*Exercise passage*
Meeting Abstract

26.6  Saturday, Jan. 4 14:45  An X-ray-based transducer to measure burrowing biomechanics MOORE, AL*; BARNES, CJ; LEE, DV; Univ. of Nevada, Las Vegas; Univ. of Nevada, Las Vegas; Univ. of Nevada, Las Vegas moorea3@unlv.nevada.edu

The study of burrowing biomechanics has been limited by the technical challenges of 1) tracking motions and 2) measuring forces during subterranean locomotion. We solve the first challenge by using X-ray motion analysis to track skeletal motions of animals as they burrow through a core of soil. We address the second challenge by introducing a device called a Tunnel-Tube that measures the interaction between the animal and the surrounding soil. The Tunnel-Tube is made of a flexible rubber hose sealed inside a rigid outer tube. It measures soil compaction pressure using a pressure sensor mounted to the intertube space. Deflections of an array of ball bearings located at the perimeter of the rubber tube indicate the direction of the forces exerted by the animal. To measure net forces, the entire Tunnel-Tube is mounted on two six-axis load cells. The Tunnel-Tube is calibrated with two pneumatic pistons instrumented with a load cell in each orthogonal axis, providing a known force per unit pressure and millimeter of tube deflection. These calibration data are validated via comparison to a self-driving auger, the “Augerbot,” that has known principles of operation. Our calibrations are applied to burrowing locomotion of a pocket gopher (Thomomys bottae) and compared with results from the Augerbot. The mechanics of burrowing are a function of anatomical specialization for chisel-tooth and/or scratch digging. Thomomys show more specialization for chisel-tooth digging but also use their forelimbs to dig.

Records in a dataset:
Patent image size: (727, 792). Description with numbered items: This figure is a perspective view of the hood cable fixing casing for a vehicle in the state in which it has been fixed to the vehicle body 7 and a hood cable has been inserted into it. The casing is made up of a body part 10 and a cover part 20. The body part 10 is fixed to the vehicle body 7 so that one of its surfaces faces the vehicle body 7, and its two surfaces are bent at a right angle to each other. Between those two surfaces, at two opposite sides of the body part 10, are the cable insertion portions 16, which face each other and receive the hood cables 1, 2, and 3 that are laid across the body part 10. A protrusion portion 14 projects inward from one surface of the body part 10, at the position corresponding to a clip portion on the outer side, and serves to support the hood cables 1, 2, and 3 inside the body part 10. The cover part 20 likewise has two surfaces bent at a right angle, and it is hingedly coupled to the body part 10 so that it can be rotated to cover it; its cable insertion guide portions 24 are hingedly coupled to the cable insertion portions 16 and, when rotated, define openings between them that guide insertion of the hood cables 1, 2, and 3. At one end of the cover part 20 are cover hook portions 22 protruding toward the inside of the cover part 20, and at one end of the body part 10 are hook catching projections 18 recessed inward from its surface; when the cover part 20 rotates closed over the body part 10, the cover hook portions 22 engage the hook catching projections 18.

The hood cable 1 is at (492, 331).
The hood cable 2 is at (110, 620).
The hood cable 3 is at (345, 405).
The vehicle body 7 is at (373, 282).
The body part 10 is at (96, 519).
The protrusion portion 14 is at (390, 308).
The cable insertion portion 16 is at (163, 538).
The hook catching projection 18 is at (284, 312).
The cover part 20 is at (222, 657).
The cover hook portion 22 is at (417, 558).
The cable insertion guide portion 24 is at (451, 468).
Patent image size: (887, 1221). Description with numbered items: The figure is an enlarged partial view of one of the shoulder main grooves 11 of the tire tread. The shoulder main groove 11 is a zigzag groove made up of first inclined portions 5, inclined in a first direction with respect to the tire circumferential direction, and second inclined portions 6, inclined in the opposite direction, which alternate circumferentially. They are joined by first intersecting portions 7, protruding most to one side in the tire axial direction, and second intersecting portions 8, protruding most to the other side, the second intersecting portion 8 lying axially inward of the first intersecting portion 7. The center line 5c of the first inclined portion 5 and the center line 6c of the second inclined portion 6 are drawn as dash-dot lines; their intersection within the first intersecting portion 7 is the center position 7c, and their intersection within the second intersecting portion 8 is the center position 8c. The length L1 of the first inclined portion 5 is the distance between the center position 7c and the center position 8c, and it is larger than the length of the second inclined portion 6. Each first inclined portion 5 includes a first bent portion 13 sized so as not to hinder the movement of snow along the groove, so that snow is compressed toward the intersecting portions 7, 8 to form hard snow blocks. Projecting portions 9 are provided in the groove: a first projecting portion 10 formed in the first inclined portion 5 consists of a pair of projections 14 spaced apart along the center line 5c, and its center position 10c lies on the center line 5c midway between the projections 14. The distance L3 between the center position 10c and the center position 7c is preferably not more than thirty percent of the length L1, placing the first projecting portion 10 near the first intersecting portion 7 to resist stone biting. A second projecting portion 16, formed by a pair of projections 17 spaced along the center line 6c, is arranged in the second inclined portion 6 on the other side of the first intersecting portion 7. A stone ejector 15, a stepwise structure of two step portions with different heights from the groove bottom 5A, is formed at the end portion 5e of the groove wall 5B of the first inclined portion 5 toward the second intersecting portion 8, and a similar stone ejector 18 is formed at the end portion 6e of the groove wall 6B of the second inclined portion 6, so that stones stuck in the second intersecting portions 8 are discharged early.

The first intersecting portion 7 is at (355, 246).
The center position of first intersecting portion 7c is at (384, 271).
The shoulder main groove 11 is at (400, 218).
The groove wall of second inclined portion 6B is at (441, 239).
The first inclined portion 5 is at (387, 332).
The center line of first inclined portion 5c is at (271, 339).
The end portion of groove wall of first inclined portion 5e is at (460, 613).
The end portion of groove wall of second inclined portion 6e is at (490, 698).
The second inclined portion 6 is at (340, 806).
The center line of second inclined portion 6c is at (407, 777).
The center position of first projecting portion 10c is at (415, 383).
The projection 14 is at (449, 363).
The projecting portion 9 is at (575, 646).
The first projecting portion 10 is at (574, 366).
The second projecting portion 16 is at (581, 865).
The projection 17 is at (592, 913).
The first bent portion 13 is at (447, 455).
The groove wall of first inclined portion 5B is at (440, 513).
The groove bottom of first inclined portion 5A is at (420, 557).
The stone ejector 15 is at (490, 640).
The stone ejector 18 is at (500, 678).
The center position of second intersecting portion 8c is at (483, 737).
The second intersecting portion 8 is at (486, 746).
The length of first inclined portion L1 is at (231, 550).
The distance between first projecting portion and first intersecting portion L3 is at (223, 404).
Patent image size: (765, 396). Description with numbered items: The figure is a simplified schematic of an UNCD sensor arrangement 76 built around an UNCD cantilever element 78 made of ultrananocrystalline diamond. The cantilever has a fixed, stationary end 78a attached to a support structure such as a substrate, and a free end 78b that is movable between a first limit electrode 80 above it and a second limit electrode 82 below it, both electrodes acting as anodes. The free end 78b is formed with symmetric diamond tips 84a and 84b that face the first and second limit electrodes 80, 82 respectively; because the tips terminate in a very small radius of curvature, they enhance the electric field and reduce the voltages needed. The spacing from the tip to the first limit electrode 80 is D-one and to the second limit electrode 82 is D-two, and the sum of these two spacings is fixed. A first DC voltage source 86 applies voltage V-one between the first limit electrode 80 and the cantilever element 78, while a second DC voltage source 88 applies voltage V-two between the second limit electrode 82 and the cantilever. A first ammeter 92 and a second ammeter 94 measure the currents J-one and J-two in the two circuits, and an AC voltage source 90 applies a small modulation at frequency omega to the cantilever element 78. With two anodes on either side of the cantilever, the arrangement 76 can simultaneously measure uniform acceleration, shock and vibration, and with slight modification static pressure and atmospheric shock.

*How to complete this task*
According to the meeting abstract, why is the whole Tunnel-Tube mounted on two six-axis load cells?

*Result*
The Tunnel-Tube is mounted on the two six-axis load cells to measure net forces. The pressure sensor measures soil compaction pressure, and the ball-bearing deflections show the direction of the forces the animal exerts.